▶ _Objetivos_:
1 - Enumera los organismos y conglomerados inter o trasnacionales que se nombran como ejemplos en el texto «Elogio de la mentira».
2 - Transcribe sin cambios el pasaje del texto «Elogio de la mentira» que empieza en las palabras "Elogio de la" y termina después de "tarjeta de crédito.".

▶ _Texto del documento_:
Pero, como dicen los islámicos, Dios es más sabio, y la verdadera verdad es que quién sabe.

16.1.01

Elogio de la mentira


Pensándolo bien, la civilización dio inicio cuando un mono antropoide descubrió la manera de tomarle el pelo a un congénere y le anunció guerra cuando no era, comida donde no había o le ocultó un sitio perfecto para construir un refugio que no deseaba compartir. Ese mico anónimo (tan digno de recuerdo y agradecimiento como los también desconocidos inventores del fuego y de la rueda) sentó las bases para el desarrollo de la épica y la lírica, la tragedia y la comedia, la política, la publicidad y la mercadotecnia, la abogacía, el periodismo, las religiones, la diplomacia, la contabilidad y todos los recursos de la seducción, desde los que enumera Ovidio en El arte de amar hasta los que prescribe el Singles Weekly Report que llega por correo electrónico, previa suscripción con tarjeta de crédito.

No hay ámbito en las sociedades contemporáneas que no esté regido por complejos y sistemáticos ejercicios de distorsión de lo que cada quien entiende como la verdad. Desde los grandes organismos y conglomerados inter o trasnacionales como la ONU, la Firestone, el Vaticano o los cárteles de la droga, hasta los más humildes individuos que buscan trabajo o compañía afectiva, pasando por los partidos, los gobiernos de todos los niveles y las cadenas de televisión, prácticamente no hay un sujeto social que no emita con cierta frecuencia mentiras gordas y jugosas como cucarachas del trópico.

▶ _Datos proporcionados_:
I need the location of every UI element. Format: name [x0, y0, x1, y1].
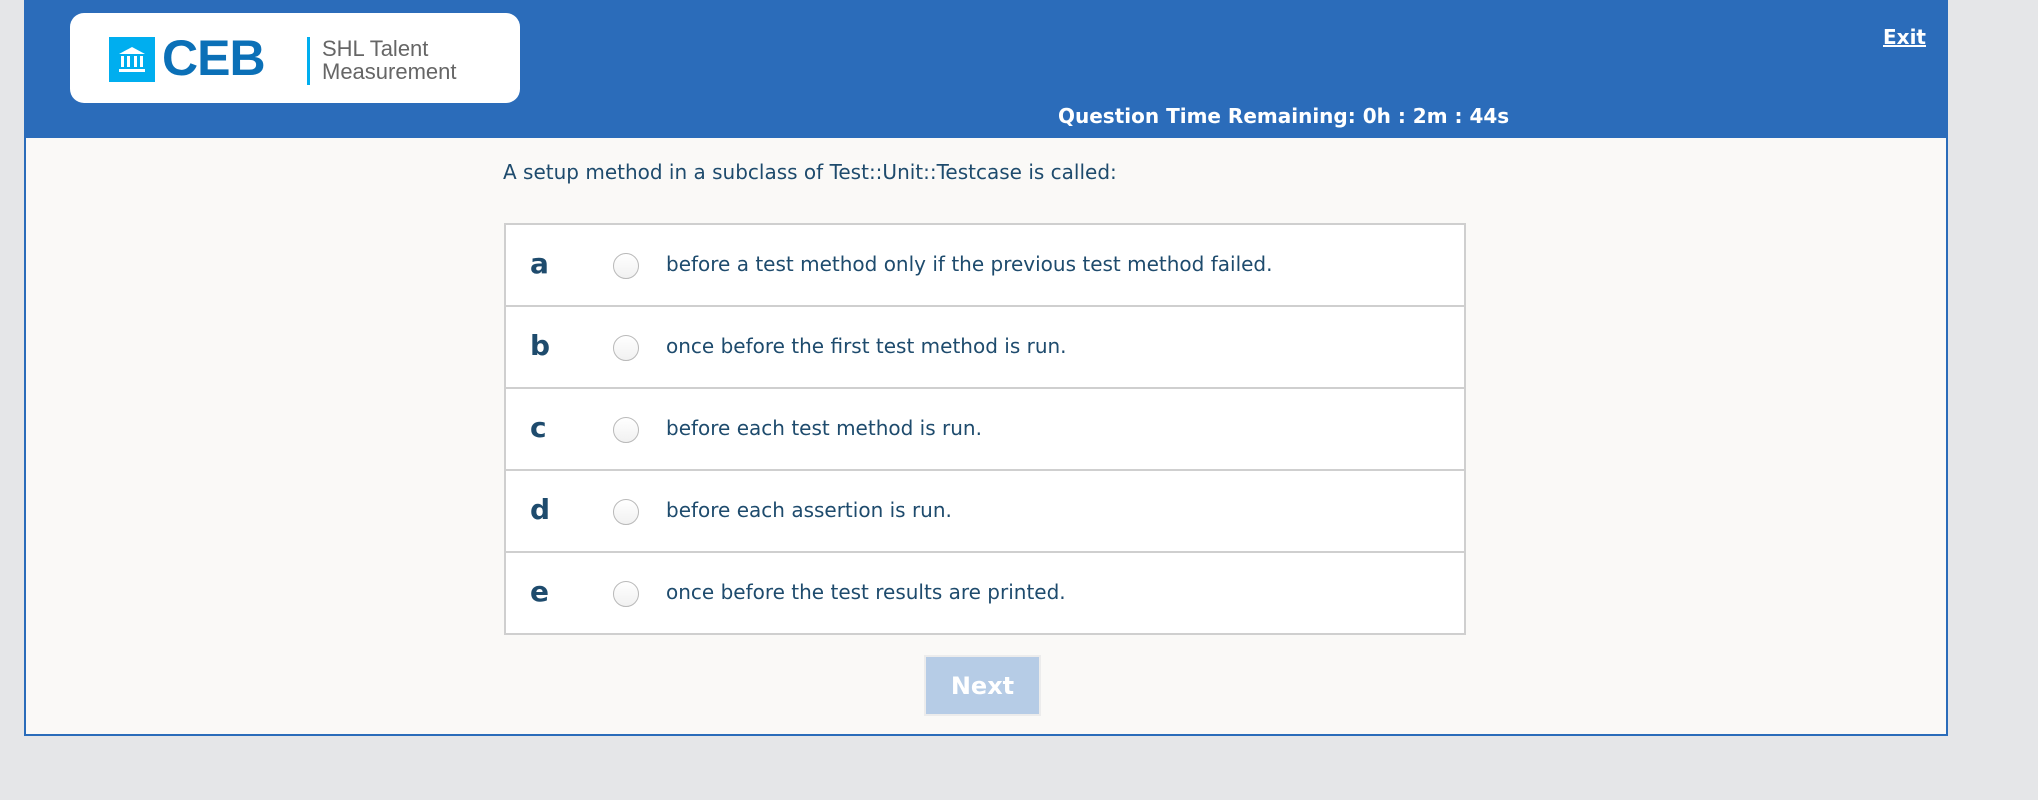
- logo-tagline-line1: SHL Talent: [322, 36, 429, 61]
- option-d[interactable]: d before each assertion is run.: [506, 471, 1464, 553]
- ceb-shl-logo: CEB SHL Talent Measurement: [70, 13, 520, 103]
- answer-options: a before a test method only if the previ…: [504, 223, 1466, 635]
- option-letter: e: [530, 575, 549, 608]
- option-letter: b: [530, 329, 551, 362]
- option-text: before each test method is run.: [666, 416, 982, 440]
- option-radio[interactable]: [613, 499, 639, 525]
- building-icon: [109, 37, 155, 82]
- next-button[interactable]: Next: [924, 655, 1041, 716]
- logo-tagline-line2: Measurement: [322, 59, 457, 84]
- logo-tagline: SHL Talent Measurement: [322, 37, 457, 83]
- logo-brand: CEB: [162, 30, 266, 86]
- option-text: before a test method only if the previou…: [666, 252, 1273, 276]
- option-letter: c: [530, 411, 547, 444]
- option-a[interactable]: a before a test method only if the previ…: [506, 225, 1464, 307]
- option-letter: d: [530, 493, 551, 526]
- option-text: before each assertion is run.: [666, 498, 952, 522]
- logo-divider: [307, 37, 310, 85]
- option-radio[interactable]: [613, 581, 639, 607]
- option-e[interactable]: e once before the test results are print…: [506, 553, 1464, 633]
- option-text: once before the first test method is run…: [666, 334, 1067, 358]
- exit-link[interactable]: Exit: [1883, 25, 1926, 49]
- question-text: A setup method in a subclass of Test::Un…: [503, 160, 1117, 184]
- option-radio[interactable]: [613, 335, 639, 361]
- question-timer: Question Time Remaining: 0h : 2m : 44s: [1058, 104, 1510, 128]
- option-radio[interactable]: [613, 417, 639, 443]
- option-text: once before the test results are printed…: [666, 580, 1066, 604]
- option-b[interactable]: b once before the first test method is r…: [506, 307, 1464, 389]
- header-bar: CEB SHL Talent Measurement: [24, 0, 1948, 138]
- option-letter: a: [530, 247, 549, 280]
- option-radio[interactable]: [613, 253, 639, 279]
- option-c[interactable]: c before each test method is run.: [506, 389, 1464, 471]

▶ _Resultados del ejercicio_:
1 - la ONU, la Firestone, el Vaticano, los cárteles de la droga

2 -
Elogio de la mentira


Pensándolo bien, la civilización dio inicio cuando un mono antropoide descubrió la manera de tomarle el pelo a un congénere y le anunció guerra cuando no era, comida donde no había o le ocultó un sitio perfecto para construir un refugio que no deseaba compartir. Ese mico anónimo (tan digno de recuerdo y agradecimiento como los también desconocidos inventores del fuego y de la rueda) sentó las bases para el desarrollo de la épica y la lírica, la tragedia y la comedia, la política, la publicidad y la mercadotecnia, la abogacía, el periodismo, las religiones, la diplomacia, la contabilidad y todos los recursos de la seducción, desde los que enumera Ovidio en El arte de amar hasta los que prescribe el Singles Weekly Report que llega por correo electrónico, previa suscripción con tarjeta de crédito.